Data listing:
————————

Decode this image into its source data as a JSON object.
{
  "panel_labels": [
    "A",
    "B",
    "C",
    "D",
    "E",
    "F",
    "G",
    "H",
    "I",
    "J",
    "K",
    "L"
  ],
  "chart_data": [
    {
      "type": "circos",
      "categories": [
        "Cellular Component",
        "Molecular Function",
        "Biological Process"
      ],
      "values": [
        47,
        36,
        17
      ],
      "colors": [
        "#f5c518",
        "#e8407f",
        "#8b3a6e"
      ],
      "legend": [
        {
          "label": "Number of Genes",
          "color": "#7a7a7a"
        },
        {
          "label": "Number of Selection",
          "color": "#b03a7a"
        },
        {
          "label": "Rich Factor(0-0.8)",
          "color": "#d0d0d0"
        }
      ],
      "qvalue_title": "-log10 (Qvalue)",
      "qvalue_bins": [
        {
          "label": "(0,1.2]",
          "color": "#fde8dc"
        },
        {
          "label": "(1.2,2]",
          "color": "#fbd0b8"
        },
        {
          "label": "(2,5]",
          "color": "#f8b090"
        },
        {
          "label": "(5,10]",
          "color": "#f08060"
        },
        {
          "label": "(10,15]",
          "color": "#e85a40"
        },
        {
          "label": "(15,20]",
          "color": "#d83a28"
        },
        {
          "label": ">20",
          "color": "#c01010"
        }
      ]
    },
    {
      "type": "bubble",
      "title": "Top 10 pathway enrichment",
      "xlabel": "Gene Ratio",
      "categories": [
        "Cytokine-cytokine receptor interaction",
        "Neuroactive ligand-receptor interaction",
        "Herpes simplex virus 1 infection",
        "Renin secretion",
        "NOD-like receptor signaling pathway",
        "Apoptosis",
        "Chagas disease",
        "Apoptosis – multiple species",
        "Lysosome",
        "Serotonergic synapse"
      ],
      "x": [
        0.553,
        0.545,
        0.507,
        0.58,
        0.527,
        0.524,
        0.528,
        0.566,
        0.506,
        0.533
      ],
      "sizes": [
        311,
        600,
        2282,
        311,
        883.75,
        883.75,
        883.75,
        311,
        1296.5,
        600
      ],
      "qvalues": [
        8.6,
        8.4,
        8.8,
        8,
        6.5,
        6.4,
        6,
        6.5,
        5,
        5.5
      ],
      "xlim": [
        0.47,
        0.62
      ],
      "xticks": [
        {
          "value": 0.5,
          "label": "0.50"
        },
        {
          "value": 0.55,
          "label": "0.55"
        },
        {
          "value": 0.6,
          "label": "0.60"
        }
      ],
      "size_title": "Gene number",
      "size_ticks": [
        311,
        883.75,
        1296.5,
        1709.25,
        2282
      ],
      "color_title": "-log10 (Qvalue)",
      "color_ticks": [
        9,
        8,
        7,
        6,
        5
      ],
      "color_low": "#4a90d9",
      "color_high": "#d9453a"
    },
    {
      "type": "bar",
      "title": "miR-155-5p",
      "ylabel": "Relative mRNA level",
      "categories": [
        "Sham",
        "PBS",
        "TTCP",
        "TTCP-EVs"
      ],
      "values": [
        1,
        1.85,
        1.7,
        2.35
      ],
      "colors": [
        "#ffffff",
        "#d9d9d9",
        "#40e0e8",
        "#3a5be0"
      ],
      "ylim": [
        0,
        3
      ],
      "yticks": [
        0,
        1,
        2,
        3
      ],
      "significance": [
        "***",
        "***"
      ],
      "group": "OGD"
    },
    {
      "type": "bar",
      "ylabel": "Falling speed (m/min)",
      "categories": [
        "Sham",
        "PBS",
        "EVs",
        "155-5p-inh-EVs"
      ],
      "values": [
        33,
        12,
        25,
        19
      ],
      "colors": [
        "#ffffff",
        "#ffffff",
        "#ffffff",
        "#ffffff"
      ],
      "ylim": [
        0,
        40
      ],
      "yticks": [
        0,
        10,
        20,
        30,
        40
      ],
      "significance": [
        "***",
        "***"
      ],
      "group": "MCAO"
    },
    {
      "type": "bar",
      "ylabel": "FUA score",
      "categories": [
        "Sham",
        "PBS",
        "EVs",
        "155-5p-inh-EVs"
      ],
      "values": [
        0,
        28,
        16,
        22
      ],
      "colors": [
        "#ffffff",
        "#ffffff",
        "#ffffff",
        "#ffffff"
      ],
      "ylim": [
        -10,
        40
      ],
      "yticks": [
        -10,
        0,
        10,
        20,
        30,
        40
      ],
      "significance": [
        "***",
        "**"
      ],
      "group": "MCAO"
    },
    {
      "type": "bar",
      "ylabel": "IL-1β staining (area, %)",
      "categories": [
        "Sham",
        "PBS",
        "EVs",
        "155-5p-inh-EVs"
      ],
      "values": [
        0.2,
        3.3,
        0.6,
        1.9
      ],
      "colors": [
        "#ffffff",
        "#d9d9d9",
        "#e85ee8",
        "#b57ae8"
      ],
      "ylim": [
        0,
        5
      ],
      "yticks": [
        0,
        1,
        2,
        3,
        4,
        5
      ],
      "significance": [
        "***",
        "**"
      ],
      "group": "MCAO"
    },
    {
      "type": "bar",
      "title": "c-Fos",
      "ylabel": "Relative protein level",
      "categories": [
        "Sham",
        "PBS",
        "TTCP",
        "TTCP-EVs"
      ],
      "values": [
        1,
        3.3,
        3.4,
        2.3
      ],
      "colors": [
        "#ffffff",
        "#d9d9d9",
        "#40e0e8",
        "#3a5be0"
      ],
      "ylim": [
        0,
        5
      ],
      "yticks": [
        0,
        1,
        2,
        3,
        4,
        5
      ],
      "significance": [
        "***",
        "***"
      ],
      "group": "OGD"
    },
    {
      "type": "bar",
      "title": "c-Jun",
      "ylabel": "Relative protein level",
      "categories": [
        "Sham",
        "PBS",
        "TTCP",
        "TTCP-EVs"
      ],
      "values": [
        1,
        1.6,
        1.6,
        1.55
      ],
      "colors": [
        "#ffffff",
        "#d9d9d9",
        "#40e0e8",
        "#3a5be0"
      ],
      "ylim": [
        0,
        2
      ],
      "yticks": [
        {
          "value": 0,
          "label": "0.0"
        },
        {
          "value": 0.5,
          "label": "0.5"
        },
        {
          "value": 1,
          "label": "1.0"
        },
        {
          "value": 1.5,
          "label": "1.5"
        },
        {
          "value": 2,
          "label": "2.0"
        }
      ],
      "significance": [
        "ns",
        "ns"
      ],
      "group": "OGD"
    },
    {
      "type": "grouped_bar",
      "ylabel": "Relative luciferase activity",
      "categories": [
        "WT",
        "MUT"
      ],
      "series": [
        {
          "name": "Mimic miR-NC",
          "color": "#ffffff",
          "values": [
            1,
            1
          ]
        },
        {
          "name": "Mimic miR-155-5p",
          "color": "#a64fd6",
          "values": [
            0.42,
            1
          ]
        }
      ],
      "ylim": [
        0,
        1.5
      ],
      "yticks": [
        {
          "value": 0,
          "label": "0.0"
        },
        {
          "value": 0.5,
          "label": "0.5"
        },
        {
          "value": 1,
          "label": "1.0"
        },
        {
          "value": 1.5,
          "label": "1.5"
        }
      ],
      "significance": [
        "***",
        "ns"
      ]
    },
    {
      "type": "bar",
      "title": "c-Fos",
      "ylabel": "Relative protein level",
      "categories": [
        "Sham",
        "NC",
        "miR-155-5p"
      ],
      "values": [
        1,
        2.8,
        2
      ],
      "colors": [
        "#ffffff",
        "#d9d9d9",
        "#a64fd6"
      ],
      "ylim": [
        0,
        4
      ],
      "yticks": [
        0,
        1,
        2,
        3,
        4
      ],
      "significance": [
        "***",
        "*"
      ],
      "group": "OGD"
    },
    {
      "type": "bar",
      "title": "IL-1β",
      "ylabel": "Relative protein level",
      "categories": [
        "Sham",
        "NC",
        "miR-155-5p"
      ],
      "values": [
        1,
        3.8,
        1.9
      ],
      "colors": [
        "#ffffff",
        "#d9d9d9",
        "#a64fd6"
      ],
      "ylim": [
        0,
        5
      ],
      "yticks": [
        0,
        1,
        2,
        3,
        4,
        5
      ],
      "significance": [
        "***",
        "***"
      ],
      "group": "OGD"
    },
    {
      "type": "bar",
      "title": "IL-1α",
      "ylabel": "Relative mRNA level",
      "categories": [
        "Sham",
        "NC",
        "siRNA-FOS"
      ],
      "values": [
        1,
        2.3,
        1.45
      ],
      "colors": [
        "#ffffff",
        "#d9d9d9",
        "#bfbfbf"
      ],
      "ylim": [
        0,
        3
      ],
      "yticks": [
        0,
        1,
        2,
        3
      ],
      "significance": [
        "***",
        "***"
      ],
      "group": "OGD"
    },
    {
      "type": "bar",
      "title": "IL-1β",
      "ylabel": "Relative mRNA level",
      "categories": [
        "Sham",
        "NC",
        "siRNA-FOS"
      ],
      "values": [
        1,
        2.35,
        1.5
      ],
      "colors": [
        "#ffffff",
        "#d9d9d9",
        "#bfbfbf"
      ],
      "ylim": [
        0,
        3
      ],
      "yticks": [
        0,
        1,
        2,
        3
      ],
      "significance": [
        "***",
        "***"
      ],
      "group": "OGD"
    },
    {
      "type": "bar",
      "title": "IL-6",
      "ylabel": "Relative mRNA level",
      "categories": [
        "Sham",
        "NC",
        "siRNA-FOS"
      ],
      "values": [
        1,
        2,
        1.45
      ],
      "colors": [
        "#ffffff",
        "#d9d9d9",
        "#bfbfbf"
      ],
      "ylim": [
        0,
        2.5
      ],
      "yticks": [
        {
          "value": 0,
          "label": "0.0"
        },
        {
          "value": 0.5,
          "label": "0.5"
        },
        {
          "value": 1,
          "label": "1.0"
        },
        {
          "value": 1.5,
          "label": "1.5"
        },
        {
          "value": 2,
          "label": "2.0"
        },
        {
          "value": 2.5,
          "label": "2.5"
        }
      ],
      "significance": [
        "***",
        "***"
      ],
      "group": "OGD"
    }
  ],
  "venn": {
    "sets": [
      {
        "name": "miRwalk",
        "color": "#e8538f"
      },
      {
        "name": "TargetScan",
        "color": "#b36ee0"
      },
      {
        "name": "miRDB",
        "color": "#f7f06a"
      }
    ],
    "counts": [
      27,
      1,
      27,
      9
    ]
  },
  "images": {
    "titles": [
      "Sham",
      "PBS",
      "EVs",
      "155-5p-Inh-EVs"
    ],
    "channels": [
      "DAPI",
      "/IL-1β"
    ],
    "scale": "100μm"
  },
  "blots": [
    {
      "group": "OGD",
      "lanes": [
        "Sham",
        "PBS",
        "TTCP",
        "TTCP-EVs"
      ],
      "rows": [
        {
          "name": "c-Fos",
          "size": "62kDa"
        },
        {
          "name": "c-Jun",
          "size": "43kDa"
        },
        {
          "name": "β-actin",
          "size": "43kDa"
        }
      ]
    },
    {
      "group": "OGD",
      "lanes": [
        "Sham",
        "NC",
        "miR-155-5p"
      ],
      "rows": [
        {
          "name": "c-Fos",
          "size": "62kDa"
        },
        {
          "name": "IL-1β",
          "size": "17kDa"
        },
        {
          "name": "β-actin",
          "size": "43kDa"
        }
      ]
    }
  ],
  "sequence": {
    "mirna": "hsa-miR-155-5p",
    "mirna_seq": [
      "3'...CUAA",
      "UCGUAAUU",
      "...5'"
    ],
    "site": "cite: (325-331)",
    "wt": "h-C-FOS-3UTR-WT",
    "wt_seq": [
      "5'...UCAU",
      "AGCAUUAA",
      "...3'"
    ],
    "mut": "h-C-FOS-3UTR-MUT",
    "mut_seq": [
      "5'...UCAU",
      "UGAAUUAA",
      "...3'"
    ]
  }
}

————————

Work to complete: Which lines of the data hold the string "pathway"? Return each of them.

Answer to the exercise:
      "title": "Top 10 pathway enrichment",
        "NOD-like receptor signaling pathway",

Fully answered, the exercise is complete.